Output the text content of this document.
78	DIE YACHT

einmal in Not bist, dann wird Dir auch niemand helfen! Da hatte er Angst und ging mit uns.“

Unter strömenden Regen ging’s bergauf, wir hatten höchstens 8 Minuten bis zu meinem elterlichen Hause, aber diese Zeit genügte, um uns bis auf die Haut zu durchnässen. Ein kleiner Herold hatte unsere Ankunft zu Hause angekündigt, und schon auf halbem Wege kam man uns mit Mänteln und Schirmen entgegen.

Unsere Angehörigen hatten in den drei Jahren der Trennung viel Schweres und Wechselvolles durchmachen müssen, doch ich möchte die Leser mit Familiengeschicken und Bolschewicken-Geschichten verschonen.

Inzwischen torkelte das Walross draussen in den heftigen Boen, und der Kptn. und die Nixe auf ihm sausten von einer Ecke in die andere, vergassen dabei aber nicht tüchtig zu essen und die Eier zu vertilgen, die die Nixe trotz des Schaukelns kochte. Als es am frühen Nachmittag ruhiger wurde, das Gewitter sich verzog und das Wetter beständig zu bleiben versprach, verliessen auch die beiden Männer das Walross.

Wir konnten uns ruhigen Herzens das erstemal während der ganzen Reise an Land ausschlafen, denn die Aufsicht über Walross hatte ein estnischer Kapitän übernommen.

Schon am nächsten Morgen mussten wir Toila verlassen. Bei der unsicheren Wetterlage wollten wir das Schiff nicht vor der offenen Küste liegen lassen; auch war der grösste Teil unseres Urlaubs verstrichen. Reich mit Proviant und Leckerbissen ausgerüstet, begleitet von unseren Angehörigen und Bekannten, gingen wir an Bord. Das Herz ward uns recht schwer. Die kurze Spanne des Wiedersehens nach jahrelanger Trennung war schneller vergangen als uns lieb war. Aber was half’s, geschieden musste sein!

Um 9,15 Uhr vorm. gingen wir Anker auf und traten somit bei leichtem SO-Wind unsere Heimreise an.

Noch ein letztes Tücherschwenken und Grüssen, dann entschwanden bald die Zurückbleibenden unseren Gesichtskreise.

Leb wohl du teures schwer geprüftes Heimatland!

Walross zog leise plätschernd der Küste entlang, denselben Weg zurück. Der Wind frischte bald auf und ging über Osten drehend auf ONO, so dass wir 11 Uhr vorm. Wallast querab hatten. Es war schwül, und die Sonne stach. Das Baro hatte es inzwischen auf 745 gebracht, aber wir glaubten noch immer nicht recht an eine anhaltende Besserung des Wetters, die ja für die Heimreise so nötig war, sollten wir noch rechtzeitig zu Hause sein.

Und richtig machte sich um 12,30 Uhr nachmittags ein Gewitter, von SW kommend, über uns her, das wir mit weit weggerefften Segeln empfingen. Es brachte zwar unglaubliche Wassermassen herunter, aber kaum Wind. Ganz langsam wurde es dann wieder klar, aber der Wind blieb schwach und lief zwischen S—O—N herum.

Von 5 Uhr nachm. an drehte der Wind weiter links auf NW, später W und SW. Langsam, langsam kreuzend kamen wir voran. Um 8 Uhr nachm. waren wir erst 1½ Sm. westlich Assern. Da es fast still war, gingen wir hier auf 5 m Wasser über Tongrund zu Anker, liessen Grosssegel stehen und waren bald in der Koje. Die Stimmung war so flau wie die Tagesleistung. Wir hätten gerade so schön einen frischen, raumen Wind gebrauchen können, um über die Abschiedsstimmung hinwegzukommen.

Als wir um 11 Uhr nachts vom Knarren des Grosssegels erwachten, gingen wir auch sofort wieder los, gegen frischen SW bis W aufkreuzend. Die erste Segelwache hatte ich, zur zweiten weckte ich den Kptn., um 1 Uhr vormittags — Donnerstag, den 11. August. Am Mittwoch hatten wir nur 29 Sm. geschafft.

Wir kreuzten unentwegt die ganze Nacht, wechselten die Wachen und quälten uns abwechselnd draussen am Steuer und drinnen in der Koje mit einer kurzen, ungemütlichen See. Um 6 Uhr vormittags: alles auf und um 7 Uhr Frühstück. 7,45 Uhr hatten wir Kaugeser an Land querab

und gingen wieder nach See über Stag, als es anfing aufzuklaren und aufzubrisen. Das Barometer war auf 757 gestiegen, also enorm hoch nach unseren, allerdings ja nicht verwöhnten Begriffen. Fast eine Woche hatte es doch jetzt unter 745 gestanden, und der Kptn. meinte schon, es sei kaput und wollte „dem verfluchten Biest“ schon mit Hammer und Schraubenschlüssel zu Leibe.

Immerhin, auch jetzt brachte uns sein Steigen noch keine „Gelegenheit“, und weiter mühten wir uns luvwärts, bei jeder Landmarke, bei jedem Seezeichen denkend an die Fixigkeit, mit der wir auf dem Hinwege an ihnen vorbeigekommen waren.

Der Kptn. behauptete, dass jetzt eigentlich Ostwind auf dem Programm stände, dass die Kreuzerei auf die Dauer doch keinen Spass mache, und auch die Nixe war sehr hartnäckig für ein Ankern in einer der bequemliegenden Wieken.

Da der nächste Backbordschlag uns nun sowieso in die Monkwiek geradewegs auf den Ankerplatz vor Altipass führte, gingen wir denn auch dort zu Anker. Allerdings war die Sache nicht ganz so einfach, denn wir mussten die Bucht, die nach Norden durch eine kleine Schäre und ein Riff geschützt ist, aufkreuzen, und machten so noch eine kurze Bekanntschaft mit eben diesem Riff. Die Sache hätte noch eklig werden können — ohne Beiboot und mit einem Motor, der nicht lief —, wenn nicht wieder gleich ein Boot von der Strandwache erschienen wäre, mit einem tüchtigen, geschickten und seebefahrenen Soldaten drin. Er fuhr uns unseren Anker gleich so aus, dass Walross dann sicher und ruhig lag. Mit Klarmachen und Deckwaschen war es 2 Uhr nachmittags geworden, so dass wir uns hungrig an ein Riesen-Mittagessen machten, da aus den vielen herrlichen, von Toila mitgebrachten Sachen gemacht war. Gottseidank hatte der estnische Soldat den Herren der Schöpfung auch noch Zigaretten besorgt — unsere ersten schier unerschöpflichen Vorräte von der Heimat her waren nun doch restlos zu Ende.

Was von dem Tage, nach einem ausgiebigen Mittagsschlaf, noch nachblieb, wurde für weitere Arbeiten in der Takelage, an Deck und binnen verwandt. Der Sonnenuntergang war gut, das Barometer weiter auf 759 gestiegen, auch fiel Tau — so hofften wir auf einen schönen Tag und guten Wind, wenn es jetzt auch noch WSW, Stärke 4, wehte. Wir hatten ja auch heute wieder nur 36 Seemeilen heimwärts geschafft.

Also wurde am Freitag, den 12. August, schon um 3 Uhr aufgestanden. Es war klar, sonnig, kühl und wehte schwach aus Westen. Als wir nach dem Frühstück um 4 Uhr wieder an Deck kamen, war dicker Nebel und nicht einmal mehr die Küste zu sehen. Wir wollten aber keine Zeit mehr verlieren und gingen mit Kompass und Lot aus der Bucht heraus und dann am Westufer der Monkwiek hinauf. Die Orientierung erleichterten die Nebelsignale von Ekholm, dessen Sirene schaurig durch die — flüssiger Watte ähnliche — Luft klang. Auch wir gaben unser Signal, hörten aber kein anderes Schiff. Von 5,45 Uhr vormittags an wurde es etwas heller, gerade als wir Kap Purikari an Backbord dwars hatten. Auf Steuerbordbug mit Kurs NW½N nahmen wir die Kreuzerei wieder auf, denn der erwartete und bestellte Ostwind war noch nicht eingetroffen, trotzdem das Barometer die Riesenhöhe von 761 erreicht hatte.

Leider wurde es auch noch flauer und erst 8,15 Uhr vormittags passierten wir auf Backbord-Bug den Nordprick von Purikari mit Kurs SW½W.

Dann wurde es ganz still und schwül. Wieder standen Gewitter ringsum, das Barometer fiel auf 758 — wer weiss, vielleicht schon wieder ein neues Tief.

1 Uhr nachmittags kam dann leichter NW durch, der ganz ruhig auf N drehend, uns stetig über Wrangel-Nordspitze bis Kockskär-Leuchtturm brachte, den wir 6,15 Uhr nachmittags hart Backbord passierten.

· · · · · · ·

GOAL:
Show every line above in which the word "geschafft" occurs.

FULL OUTPUT:
Als wir um 11 Uhr nachts vom Knarren des Grosssegels erwachten, gingen wir auch sofort wieder los, gegen frischen SW bis W aufkreuzend. Die erste Segelwache hatte ich, zur zweiten weckte ich den Kptn., um 1 Uhr vormittags — Donnerstag, den 11. August. Am Mittwoch hatten wir nur 29 Sm. geschafft.
Was von dem Tage, nach einem ausgiebigen Mittagsschlaf, noch nachblieb, wurde für weitere Arbeiten in der Takelage, an Deck und binnen verwandt. Der Sonnenuntergang war gut, das Barometer weiter auf 759 gestiegen, auch fiel Tau — so hofften wir auf einen schönen Tag und guten Wind, wenn es jetzt auch noch WSW, Stärke 4, wehte. Wir hatten ja auch heute wieder nur 36 Seemeilen heimwärts geschafft.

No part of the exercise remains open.